▸ **Task brief**
The data below needs to be returned exactly, line for line.

---------------

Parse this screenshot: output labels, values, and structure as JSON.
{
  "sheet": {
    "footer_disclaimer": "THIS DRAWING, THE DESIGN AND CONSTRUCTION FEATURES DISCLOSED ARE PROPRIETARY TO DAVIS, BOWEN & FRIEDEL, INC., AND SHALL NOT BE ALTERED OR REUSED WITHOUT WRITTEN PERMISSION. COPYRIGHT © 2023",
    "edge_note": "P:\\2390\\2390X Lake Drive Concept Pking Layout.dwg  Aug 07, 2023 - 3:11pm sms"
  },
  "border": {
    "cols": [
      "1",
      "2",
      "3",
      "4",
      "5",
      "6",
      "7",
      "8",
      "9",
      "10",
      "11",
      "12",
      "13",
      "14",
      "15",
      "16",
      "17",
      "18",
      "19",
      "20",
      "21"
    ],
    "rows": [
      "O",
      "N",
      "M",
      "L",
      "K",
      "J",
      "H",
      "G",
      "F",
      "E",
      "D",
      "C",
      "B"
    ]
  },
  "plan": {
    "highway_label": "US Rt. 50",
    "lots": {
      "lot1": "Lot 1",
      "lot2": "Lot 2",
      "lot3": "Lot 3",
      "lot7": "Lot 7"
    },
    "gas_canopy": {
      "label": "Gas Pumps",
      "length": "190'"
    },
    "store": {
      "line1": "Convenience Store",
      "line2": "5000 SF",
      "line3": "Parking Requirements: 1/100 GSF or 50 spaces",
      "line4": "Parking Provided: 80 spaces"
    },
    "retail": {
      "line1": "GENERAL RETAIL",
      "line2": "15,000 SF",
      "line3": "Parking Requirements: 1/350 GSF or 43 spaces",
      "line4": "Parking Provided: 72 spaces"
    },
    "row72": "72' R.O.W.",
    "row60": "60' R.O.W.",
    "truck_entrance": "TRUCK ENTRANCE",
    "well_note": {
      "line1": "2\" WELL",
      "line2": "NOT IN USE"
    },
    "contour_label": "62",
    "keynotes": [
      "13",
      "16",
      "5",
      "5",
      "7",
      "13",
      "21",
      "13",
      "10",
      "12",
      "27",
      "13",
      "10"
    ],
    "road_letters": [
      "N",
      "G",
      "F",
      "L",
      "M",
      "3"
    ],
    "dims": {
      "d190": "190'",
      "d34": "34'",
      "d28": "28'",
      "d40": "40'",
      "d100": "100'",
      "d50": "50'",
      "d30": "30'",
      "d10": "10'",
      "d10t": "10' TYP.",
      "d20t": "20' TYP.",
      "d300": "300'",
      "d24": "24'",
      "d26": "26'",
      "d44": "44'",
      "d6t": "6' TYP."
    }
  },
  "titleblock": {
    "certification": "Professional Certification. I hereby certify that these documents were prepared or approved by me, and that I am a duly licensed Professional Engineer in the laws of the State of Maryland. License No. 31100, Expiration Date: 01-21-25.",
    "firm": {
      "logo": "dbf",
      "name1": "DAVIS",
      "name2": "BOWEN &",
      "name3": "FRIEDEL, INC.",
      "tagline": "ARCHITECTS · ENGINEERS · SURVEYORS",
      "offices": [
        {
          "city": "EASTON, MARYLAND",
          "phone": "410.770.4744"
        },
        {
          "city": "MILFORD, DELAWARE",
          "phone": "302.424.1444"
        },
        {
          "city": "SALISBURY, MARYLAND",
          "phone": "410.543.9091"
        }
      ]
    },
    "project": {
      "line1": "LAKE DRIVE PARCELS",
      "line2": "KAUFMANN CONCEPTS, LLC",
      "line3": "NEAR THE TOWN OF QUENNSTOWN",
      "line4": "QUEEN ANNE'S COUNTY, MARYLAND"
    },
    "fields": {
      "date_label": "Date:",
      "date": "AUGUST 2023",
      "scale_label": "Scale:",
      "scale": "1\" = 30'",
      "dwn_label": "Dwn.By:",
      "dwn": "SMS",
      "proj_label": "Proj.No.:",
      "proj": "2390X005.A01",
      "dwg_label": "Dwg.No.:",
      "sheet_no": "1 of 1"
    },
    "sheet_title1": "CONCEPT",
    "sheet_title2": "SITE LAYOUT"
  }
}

---------------

▸ **Response to the task**
Parse this screenshot: output labels, values, and structure as JSON.
{
  "sheet": {
    "footer_disclaimer": "THIS DRAWING, THE DESIGN AND CONSTRUCTION FEATURES DISCLOSED ARE PROPRIETARY TO DAVIS, BOWEN & FRIEDEL, INC., AND SHALL NOT BE ALTERED OR REUSED WITHOUT WRITTEN PERMISSION. COPYRIGHT © 2023",
    "edge_note": "P:\\2390\\2390X Lake Drive Concept Pking Layout.dwg  Aug 07, 2023 - 3:11pm sms"
  },
  "border": {
    "cols": [
      "1",
      "2",
      "3",
      "4",
      "5",
      "6",
      "7",
      "8",
      "9",
      "10",
      "11",
      "12",
      "13",
      "14",
      "15",
      "16",
      "17",
      "18",
      "19",
      "20",
      "21"
    ],
    "rows": [
      "O",
      "N",
      "M",
      "L",
      "K",
      "J",
      "H",
      "G",
      "F",
      "E",
      "D",
      "C",
      "B"
    ]
  },
  "plan": {
    "highway_label": "US Rt. 50",
    "lots": {
      "lot1": "Lot 1",
      "lot2": "Lot 2",
      "lot3": "Lot 3",
      "lot7": "Lot 7"
    },
    "gas_canopy": {
      "label": "Gas Pumps",
      "length": "190'"
    },
    "store": {
      "line1": "Convenience Store",
      "line2": "5000 SF",
      "line3": "Parking Requirements: 1/100 GSF or 50 spaces",
      "line4": "Parking Provided: 80 spaces"
    },
    "retail": {
      "line1": "GENERAL RETAIL",
      "line2": "15,000 SF",
      "line3": "Parking Requirements: 1/350 GSF or 43 spaces",
      "line4": "Parking Provided: 72 spaces"
    },
    "row72": "72' R.O.W.",
    "row60": "60' R.O.W.",
    "truck_entrance": "TRUCK ENTRANCE",
    "well_note": {
      "line1": "2\" WELL",
      "line2": "NOT IN USE"
    },
    "contour_label": "62",
    "keynotes": [
      "13",
      "16",
      "5",
      "5",
      "7",
      "13",
      "21",
      "13",
      "10",
      "12",
      "27",
      "13",
      "10"
    ],
    "road_letters": [
      "N",
      "G",
      "F",
      "L",
      "M",
      "3"
    ],
    "dims": {
      "d190": "190'",
      "d34": "34'",
      "d28": "28'",
      "d40": "40'",
      "d100": "100'",
      "d50": "50'",
      "d30": "30'",
      "d10": "10'",
      "d10t": "10' TYP.",
      "d20t": "20' TYP.",
      "d300": "300'",
      "d24": "24'",
      "d26": "26'",
      "d44": "44'",
      "d6t": "6' TYP."
    }
  },
  "titleblock": {
    "certification": "Professional Certification. I hereby certify that these documents were prepared or approved by me, and that I am a duly licensed Professional Engineer in the laws of the State of Maryland. License No. 31100, Expiration Date: 01-21-25.",
    "firm": {
      "logo": "dbf",
      "name1": "DAVIS",
      "name2": "BOWEN &",
      "name3": "FRIEDEL, INC.",
      "tagline": "ARCHITECTS · ENGINEERS · SURVEYORS",
      "offices": [
        {
          "city": "EASTON, MARYLAND",
          "phone": "410.770.4744"
        },
        {
          "city": "MILFORD, DELAWARE",
          "phone": "302.424.1444"
        },
        {
          "city": "SALISBURY, MARYLAND",
          "phone": "410.543.9091"
        }
      ]
    },
    "project": {
      "line1": "LAKE DRIVE PARCELS",
      "line2": "KAUFMANN CONCEPTS, LLC",
      "line3": "NEAR THE TOWN OF QUENNSTOWN",
      "line4": "QUEEN ANNE'S COUNTY, MARYLAND"
    },
    "fields": {
      "date_label": "Date:",
      "date": "AUGUST 2023",
      "scale_label": "Scale:",
      "scale": "1\" = 30'",
      "dwn_label": "Dwn.By:",
      "dwn": "SMS",
      "proj_label": "Proj.No.:",
      "proj": "2390X005.A01",
      "dwg_label": "Dwg.No.:",
      "sheet_no": "1 of 1"
    },
    "sheet_title1": "CONCEPT",
    "sheet_title2": "SITE LAYOUT"
  }
}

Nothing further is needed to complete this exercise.